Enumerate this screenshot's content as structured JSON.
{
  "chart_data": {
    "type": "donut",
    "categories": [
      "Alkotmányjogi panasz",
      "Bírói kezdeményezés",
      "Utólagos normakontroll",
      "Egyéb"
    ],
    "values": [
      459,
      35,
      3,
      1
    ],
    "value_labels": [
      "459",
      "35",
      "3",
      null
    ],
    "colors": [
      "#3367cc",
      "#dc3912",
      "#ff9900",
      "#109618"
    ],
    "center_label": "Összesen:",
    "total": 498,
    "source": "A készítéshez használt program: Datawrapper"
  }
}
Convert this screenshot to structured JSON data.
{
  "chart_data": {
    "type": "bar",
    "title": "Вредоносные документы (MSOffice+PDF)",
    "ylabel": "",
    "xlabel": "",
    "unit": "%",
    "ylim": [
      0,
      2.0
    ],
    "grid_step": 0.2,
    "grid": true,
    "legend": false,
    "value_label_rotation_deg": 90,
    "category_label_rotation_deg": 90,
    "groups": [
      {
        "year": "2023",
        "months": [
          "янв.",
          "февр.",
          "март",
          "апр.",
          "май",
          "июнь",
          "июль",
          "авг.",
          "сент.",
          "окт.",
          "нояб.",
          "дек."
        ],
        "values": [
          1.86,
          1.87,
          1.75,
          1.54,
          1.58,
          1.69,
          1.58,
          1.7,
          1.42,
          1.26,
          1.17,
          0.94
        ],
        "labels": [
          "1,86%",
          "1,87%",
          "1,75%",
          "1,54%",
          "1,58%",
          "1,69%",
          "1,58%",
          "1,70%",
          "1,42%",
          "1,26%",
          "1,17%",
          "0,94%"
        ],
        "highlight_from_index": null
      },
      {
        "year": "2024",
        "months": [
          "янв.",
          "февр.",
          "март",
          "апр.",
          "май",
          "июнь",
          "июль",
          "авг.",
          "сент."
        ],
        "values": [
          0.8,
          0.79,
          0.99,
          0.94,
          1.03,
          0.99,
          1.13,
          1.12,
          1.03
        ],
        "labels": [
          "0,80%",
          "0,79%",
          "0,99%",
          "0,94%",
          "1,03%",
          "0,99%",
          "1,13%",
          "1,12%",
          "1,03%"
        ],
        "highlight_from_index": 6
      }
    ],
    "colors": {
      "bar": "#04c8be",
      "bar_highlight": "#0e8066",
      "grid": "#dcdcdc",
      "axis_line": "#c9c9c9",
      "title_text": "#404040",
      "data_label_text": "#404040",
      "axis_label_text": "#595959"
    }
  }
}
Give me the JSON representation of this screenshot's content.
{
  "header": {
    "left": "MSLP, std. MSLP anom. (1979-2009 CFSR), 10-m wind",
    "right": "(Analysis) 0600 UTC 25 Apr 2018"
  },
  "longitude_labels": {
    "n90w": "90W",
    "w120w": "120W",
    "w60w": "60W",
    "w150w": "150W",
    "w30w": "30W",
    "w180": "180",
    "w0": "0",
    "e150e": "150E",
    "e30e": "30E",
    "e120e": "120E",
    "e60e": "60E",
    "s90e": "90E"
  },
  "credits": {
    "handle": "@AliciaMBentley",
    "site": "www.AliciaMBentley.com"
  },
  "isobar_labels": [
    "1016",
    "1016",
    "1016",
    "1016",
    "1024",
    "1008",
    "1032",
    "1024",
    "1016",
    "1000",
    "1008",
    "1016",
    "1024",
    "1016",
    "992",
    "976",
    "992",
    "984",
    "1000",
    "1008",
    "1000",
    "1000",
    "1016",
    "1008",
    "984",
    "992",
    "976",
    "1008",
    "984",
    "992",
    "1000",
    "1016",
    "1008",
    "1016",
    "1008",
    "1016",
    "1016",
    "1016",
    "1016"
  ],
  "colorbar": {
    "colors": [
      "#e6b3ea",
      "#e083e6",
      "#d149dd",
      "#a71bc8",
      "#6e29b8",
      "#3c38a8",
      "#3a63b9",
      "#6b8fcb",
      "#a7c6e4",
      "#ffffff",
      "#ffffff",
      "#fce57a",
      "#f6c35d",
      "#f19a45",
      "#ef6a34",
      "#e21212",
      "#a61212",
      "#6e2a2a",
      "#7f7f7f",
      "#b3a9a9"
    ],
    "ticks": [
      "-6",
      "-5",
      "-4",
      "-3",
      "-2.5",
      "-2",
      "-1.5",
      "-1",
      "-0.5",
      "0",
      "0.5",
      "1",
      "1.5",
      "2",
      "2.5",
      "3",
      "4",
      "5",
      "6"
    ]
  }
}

▶ _EXERCISE BRIEF_: Set down the entries above again, word for word.

▶ _EXERCISE ANSWER_:
Enumerate this screenshot's content as structured JSON.
{
  "chart_data": {
    "type": "donut",
    "categories": [
      "Alkotmányjogi panasz",
      "Bírói kezdeményezés",
      "Utólagos normakontroll",
      "Egyéb"
    ],
    "values": [
      459,
      35,
      3,
      1
    ],
    "value_labels": [
      "459",
      "35",
      "3",
      null
    ],
    "colors": [
      "#3367cc",
      "#dc3912",
      "#ff9900",
      "#109618"
    ],
    "center_label": "Összesen:",
    "total": 498,
    "source": "A készítéshez használt program: Datawrapper"
  }
}
Convert this screenshot to structured JSON data.
{
  "chart_data": {
    "type": "bar",
    "title": "Вредоносные документы (MSOffice+PDF)",
    "ylabel": "",
    "xlabel": "",
    "unit": "%",
    "ylim": [
      0,
      2.0
    ],
    "grid_step": 0.2,
    "grid": true,
    "legend": false,
    "value_label_rotation_deg": 90,
    "category_label_rotation_deg": 90,
    "groups": [
      {
        "year": "2023",
        "months": [
          "янв.",
          "февр.",
          "март",
          "апр.",
          "май",
          "июнь",
          "июль",
          "авг.",
          "сент.",
          "окт.",
          "нояб.",
          "дек."
        ],
        "values": [
          1.86,
          1.87,
          1.75,
          1.54,
          1.58,
          1.69,
          1.58,
          1.7,
          1.42,
          1.26,
          1.17,
          0.94
        ],
        "labels": [
          "1,86%",
          "1,87%",
          "1,75%",
          "1,54%",
          "1,58%",
          "1,69%",
          "1,58%",
          "1,70%",
          "1,42%",
          "1,26%",
          "1,17%",
          "0,94%"
        ],
        "highlight_from_index": null
      },
      {
        "year": "2024",
        "months": [
          "янв.",
          "февр.",
          "март",
          "апр.",
          "май",
          "июнь",
          "июль",
          "авг.",
          "сент."
        ],
        "values": [
          0.8,
          0.79,
          0.99,
          0.94,
          1.03,
          0.99,
          1.13,
          1.12,
          1.03
        ],
        "labels": [
          "0,80%",
          "0,79%",
          "0,99%",
          "0,94%",
          "1,03%",
          "0,99%",
          "1,13%",
          "1,12%",
          "1,03%"
        ],
        "highlight_from_index": 6
      }
    ],
    "colors": {
      "bar": "#04c8be",
      "bar_highlight": "#0e8066",
      "grid": "#dcdcdc",
      "axis_line": "#c9c9c9",
      "title_text": "#404040",
      "data_label_text": "#404040",
      "axis_label_text": "#595959"
    }
  }
}
Give me the JSON representation of this screenshot's content.
{
  "header": {
    "left": "MSLP, std. MSLP anom. (1979-2009 CFSR), 10-m wind",
    "right": "(Analysis) 0600 UTC 25 Apr 2018"
  },
  "longitude_labels": {
    "n90w": "90W",
    "w120w": "120W",
    "w60w": "60W",
    "w150w": "150W",
    "w30w": "30W",
    "w180": "180",
    "w0": "0",
    "e150e": "150E",
    "e30e": "30E",
    "e120e": "120E",
    "e60e": "60E",
    "s90e": "90E"
  },
  "credits": {
    "handle": "@AliciaMBentley",
    "site": "www.AliciaMBentley.com"
  },
  "isobar_labels": [
    "1016",
    "1016",
    "1016",
    "1016",
    "1024",
    "1008",
    "1032",
    "1024",
    "1016",
    "1000",
    "1008",
    "1016",
    "1024",
    "1016",
    "992",
    "976",
    "992",
    "984",
    "1000",
    "1008",
    "1000",
    "1000",
    "1016",
    "1008",
    "984",
    "992",
    "976",
    "1008",
    "984",
    "992",
    "1000",
    "1016",
    "1008",
    "1016",
    "1008",
    "1016",
    "1016",
    "1016",
    "1016"
  ],
  "colorbar": {
    "colors": [
      "#e6b3ea",
      "#e083e6",
      "#d149dd",
      "#a71bc8",
      "#6e29b8",
      "#3c38a8",
      "#3a63b9",
      "#6b8fcb",
      "#a7c6e4",
      "#ffffff",
      "#ffffff",
      "#fce57a",
      "#f6c35d",
      "#f19a45",
      "#ef6a34",
      "#e21212",
      "#a61212",
      "#6e2a2a",
      "#7f7f7f",
      "#b3a9a9"
    ],
    "ticks": [
      "-6",
      "-5",
      "-4",
      "-3",
      "-2.5",
      "-2",
      "-1.5",
      "-1",
      "-0.5",
      "0",
      "0.5",
      "1",
      "1.5",
      "2",
      "2.5",
      "3",
      "4",
      "5",
      "6"
    ]
  }
}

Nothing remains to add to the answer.